Written task:
Pick up the passage on the Jolly Roger Fund's ownership of the Company's common stock after its final sentence and continue it.

Source extract:
^^^^

The name and address of the Fund as we believe it to appear in the Company's stock transfer books is Jolly Roger Fund LP, 200 Connecticut Avenue, 4th Floor, Norwalk, Connecticut 06854. The Fund is the record and beneficial owner of 100 shares of common stock, $1 par value per share ("Common Stock"), of the Company and the beneficial owner of an additional 148,090 shares of Common Stock (such 148,190 shares representing approximately 1.55% of the outstanding shares of Common Stock). Pirate Capital LLC ("Pirate Capital"), whose principal business is providing investment management services, is the general partner of the Fund. The undersigned, Thomas R. Hudson Jr., is the Manager of Pirate Capital. Pirate Capital is also the investment adviser to Jolly Roger Offshore Fund LTD, an investment fund (collectively with the Fund, the "Funds"), which is the beneficial owner of 786,957 shares of Common Stock (approximately 8.21% of the outstanding shares). Mr. Hudson is also a director of Jolly Roger Offshore Fund LTD. Pirate Capital and Mr. Hudson, as the Manager of Pirate Capital, may be deemed to be the beneficial owners of the 935,147 shares of Common Stock (approximately 9.75% of the outstanding shares) that are directly owned by the Funds. In addition to the Fund's record and beneficial ownership of shares of Common Stock sufficient to satisfy the requirements of Rule 14a-8(b)(2), additional documentary support for the Fund's claim of beneficial ownership is set forth in Annex B attached hereto.

^^^^

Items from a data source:
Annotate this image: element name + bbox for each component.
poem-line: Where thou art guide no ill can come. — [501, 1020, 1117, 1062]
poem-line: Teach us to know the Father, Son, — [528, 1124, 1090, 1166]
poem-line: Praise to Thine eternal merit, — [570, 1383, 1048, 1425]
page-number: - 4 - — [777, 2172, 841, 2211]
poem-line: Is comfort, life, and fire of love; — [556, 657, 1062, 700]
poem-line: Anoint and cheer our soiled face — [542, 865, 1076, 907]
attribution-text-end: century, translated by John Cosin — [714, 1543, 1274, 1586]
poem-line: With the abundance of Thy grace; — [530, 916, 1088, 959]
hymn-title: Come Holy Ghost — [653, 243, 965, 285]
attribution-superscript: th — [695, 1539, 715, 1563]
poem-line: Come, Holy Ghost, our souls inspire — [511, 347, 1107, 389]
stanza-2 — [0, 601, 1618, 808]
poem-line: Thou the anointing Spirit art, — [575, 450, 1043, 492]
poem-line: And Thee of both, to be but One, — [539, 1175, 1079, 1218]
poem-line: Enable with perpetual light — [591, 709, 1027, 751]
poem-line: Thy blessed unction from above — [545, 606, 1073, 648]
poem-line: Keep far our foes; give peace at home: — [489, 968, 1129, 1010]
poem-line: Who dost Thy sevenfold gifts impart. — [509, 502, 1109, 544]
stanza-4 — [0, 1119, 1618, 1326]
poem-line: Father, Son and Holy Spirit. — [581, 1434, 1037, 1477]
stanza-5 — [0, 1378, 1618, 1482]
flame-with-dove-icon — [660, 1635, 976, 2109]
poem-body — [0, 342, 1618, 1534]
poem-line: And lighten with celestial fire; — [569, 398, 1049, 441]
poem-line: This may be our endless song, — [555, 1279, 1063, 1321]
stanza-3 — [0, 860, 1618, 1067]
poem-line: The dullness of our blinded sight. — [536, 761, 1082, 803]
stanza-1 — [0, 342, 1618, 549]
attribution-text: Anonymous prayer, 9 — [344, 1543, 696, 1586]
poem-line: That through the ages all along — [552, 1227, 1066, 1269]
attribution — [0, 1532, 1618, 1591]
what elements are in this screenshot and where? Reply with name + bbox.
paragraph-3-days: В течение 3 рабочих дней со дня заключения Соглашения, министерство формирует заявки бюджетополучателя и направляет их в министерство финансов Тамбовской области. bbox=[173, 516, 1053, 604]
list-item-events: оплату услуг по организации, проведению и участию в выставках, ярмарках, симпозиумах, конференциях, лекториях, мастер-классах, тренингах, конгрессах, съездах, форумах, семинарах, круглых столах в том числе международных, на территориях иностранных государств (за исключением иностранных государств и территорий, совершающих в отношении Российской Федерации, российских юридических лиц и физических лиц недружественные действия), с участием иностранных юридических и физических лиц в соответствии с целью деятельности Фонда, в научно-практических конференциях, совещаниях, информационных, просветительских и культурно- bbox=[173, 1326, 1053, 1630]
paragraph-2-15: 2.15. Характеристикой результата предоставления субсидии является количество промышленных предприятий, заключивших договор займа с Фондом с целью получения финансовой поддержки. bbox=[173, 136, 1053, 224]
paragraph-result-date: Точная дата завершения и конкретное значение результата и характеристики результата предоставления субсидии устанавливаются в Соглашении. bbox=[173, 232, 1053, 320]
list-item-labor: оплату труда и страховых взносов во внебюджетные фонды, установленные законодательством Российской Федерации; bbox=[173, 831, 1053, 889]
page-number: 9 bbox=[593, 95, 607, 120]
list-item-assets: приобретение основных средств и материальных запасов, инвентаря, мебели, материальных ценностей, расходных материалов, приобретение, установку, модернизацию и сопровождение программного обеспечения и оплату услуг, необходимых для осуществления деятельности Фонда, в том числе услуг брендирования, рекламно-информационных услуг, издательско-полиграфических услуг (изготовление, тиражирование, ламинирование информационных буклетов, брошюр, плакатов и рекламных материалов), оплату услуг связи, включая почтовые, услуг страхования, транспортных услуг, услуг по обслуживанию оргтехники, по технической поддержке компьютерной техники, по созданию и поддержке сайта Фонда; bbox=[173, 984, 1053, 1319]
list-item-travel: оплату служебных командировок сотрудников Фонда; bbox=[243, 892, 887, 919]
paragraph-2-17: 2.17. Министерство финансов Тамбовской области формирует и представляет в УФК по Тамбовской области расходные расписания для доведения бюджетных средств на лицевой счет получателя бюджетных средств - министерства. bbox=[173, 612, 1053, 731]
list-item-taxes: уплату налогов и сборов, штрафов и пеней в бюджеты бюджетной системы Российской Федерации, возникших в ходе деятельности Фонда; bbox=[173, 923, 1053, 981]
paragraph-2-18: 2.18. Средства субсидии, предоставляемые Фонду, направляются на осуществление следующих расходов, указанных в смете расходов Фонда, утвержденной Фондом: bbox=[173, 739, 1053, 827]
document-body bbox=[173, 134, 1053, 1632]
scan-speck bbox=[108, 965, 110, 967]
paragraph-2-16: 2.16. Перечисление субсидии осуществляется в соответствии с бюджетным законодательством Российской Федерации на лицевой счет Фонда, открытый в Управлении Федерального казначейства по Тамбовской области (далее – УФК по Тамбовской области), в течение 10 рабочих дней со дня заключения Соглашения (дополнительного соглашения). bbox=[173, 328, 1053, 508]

^^^^

Result below:
The Proposal and the Supporting Statement relate to the Fund's desire to have the Board of Directors of the Company hire a nationally recognized investment banking firm to consider strategic alternatives that will enhance shareholder value. The Supporting Statement describes the Fund's reasons for making the Proposal at the Annual Meeting. The Fund has no interest in the Proposal to be brought before the Annual Meeting other than the interest it shares in common with all other owners of Common Stock, namely, its participation through its shares of Common Stock in the creation of shareholder value. A representative of the Fund intends to appear in person at the Annual Meeting to make the Proposal.

The information included in this Notice and in the annexes attached hereto represents the Fund's best knowledge as of the date hereof. The Fund reserves the right, in the event such information shall be or become inaccurate, to provide corrective information to the Company as soon as reasonably practicable, although the Fund does not commit to update any information which may change from and after the date hereof.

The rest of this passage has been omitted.